### Goal
Copy out each line that includes the word "intense".

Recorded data
|---|

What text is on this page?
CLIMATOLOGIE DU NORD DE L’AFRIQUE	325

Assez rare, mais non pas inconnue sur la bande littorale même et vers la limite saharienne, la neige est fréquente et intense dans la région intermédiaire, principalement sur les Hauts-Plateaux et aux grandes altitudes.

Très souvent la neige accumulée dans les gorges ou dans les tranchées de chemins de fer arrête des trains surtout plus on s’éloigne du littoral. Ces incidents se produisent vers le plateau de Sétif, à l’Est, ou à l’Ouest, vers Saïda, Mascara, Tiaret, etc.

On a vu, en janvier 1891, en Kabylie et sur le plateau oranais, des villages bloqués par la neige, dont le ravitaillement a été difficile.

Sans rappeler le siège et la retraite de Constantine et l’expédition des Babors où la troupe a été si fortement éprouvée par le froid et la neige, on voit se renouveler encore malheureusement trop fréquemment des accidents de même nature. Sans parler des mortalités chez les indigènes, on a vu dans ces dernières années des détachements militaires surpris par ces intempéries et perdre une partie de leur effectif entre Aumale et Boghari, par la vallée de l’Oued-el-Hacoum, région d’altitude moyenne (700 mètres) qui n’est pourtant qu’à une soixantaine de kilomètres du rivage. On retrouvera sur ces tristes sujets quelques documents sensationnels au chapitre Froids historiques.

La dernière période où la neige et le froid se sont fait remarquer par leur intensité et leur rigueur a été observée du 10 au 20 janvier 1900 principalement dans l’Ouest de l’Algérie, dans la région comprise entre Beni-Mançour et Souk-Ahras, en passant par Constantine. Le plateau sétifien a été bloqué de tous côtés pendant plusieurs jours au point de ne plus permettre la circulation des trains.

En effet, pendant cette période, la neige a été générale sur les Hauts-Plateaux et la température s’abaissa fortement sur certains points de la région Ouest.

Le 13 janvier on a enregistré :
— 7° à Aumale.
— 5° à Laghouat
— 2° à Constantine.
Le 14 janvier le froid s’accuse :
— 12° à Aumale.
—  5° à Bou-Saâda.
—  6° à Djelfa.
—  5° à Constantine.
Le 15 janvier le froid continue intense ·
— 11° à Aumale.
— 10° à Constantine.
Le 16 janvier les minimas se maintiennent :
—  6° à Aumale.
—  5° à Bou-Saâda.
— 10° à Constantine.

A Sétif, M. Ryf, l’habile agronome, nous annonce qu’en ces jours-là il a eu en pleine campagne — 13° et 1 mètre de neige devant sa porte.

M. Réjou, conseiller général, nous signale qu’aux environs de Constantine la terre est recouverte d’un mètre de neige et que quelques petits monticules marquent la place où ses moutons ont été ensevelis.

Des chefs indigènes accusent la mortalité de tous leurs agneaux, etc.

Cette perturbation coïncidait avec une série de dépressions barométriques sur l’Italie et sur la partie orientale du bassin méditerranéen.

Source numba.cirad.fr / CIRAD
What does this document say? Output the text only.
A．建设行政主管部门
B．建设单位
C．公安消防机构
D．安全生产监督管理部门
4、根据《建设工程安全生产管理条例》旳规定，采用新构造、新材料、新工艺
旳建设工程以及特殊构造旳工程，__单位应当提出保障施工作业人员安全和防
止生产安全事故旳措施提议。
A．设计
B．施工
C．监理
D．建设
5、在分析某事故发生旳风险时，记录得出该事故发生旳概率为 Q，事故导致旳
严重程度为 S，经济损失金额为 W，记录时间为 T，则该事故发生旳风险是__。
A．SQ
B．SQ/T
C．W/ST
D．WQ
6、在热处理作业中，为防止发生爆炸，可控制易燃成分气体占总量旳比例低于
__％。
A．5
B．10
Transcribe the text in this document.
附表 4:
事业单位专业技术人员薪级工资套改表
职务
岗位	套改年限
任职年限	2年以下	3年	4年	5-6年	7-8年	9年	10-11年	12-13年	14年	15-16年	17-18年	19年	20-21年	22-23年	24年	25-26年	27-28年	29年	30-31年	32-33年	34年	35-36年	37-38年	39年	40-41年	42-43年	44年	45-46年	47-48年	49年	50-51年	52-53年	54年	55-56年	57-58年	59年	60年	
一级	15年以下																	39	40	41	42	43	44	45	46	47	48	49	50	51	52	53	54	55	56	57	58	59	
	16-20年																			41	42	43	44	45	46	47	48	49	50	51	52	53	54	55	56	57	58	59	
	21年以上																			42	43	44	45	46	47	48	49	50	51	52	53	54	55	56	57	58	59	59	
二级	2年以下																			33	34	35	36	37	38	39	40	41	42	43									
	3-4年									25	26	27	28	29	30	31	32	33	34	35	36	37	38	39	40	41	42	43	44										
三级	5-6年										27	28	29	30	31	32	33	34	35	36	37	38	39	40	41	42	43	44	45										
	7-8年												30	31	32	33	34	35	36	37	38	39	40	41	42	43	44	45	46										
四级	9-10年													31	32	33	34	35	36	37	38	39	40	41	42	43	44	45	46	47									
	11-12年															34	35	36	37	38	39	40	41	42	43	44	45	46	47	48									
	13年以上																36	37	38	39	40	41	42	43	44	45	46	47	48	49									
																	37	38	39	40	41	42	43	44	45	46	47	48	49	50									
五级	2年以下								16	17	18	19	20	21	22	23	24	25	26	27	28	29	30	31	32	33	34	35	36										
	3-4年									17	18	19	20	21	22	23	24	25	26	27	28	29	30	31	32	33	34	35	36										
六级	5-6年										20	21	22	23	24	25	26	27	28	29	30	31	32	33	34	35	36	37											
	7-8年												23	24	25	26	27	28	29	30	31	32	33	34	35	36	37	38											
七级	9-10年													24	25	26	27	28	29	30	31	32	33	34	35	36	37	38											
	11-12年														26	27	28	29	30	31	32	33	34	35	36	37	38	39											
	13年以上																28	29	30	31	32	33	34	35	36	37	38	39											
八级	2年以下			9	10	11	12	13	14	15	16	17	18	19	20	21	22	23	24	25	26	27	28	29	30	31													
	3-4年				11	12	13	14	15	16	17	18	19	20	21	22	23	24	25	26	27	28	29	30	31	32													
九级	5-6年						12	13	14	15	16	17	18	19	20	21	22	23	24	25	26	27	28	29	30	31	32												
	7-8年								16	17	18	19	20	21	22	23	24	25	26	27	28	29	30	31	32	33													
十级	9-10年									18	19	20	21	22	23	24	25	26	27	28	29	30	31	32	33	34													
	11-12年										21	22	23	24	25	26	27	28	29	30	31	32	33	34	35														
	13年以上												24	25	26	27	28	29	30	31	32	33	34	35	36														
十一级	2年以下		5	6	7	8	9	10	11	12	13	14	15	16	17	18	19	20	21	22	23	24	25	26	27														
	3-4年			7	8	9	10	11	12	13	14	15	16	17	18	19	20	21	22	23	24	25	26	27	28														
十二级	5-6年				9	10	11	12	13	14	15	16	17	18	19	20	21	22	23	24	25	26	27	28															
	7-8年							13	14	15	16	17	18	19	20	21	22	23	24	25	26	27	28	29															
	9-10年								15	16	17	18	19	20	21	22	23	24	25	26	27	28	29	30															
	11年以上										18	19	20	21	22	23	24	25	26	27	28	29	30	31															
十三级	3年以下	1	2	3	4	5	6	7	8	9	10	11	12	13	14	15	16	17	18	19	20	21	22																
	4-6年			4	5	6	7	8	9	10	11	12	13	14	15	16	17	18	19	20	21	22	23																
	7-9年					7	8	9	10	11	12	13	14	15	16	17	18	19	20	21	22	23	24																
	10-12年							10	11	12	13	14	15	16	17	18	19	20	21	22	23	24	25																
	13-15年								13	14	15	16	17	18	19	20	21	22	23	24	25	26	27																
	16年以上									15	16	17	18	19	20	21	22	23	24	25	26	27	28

|---|

### Complete answer
Assez rare, mais non pas inconnue sur la bande littorale même et vers la limite saharienne, la neige est fréquente et intense dans la région intermédiaire, principalement sur les Hauts-Plateaux et aux grandes altitudes.
Le 15 janvier le froid continue intense ·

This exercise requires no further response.